§ **Work to do**:
Look through the lines below and state how many hold the word "一览众山小". Write only the number.

§ **Recorded information**:
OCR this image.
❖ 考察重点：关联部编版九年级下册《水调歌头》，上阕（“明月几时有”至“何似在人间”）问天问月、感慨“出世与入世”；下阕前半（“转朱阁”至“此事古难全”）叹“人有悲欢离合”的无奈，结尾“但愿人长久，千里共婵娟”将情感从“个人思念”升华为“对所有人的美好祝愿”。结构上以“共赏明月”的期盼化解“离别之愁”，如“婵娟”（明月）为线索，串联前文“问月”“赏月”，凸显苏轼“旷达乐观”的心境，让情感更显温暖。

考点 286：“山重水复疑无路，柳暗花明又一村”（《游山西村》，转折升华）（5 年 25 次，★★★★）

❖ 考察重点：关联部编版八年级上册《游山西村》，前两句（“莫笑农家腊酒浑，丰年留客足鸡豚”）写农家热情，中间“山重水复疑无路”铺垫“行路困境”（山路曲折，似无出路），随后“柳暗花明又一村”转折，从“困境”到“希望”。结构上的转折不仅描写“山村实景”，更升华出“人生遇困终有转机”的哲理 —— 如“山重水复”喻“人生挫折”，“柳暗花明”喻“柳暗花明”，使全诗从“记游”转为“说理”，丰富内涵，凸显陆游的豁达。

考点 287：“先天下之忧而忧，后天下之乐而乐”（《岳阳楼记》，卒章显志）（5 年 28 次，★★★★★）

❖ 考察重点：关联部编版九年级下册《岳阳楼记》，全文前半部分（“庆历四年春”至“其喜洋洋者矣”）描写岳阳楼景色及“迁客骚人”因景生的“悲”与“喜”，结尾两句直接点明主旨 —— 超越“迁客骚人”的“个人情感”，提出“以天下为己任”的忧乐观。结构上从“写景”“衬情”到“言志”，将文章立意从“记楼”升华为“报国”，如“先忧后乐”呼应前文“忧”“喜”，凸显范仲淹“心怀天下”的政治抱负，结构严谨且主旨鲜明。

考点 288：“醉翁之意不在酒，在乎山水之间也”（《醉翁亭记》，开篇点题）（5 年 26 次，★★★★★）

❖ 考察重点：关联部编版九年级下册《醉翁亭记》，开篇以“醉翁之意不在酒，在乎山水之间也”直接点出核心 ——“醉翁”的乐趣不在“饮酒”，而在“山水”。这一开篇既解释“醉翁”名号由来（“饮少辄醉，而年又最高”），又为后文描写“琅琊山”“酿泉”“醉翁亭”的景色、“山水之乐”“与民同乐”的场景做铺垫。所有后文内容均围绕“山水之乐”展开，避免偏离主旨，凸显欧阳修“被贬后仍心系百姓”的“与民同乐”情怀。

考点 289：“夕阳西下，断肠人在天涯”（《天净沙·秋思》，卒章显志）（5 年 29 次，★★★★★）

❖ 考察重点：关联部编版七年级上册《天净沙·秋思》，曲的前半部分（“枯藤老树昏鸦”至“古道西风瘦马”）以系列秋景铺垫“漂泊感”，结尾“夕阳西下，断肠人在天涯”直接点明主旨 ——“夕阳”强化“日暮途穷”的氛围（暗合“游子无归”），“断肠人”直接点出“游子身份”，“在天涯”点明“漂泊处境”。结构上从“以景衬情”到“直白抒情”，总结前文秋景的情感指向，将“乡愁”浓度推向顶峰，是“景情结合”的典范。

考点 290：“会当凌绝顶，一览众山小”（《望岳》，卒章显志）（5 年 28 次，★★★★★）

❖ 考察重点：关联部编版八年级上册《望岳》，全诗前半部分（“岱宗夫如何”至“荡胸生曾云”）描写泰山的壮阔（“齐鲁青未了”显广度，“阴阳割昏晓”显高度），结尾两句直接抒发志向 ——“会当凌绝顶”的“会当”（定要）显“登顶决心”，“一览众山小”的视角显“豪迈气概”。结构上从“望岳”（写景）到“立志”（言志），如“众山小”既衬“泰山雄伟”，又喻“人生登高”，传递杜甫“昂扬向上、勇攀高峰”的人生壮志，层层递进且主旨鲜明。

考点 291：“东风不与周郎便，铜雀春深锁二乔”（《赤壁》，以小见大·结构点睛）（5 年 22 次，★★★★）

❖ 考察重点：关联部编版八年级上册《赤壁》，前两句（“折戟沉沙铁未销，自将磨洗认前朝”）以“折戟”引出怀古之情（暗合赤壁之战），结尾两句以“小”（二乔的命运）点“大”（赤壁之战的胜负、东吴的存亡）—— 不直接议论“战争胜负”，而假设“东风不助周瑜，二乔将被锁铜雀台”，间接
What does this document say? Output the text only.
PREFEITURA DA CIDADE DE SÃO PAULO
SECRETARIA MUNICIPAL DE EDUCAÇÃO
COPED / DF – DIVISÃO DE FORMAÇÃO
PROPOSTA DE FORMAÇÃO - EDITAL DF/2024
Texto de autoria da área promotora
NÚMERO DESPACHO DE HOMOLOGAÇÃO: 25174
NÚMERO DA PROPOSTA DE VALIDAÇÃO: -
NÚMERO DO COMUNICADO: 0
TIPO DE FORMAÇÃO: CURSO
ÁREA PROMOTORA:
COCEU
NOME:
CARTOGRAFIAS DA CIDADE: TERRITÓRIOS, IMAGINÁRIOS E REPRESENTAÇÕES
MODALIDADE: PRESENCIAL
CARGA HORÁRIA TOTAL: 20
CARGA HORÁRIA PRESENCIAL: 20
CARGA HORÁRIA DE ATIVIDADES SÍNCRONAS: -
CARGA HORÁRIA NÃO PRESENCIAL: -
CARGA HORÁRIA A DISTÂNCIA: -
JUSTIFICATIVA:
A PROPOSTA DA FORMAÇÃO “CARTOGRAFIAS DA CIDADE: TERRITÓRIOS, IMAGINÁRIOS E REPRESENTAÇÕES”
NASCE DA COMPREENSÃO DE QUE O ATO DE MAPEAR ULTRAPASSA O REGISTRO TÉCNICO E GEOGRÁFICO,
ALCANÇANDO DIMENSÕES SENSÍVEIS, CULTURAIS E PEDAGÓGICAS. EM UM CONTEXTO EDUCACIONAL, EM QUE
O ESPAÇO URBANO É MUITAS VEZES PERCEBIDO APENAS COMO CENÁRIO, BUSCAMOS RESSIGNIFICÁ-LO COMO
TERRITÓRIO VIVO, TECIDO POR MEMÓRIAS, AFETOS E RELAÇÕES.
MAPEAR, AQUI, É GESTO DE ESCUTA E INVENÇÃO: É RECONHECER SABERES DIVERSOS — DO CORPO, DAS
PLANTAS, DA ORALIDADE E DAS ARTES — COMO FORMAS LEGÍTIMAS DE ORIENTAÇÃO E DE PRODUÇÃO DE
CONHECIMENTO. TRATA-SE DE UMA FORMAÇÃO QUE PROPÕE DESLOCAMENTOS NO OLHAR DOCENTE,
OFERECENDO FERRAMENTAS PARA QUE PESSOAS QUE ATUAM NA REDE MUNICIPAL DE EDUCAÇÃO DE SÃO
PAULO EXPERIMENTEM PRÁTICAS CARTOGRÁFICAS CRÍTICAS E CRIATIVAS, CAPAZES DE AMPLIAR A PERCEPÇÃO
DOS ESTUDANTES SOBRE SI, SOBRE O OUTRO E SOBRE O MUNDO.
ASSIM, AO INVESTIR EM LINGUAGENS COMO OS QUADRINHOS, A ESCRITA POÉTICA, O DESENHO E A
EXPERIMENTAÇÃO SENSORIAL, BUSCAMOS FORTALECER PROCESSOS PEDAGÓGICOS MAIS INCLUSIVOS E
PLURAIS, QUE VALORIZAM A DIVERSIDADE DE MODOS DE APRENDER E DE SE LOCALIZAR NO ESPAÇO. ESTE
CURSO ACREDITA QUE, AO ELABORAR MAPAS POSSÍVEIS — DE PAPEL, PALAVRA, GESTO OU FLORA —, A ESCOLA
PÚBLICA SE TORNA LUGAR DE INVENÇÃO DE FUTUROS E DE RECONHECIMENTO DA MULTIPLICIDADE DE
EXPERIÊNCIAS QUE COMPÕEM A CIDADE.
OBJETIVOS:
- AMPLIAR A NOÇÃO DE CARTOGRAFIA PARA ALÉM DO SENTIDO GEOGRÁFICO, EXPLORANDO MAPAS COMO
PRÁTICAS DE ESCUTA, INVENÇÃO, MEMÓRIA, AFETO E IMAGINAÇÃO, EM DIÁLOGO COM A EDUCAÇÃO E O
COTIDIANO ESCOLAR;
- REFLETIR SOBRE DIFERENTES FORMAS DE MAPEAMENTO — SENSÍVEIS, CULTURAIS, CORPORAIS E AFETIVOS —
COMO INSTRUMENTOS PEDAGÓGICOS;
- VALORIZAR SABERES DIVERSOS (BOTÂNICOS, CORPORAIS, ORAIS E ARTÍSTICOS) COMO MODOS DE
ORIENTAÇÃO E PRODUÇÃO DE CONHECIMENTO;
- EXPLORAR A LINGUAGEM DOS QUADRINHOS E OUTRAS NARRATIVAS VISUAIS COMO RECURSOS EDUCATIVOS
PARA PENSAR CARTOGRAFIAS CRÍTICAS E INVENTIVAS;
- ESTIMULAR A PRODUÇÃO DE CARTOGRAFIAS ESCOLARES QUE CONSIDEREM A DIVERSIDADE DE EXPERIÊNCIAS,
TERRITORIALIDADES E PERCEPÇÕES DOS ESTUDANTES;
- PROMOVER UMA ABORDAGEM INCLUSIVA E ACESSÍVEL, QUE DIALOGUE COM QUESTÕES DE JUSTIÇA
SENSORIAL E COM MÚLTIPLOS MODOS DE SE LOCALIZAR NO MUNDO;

§ **Output**:
2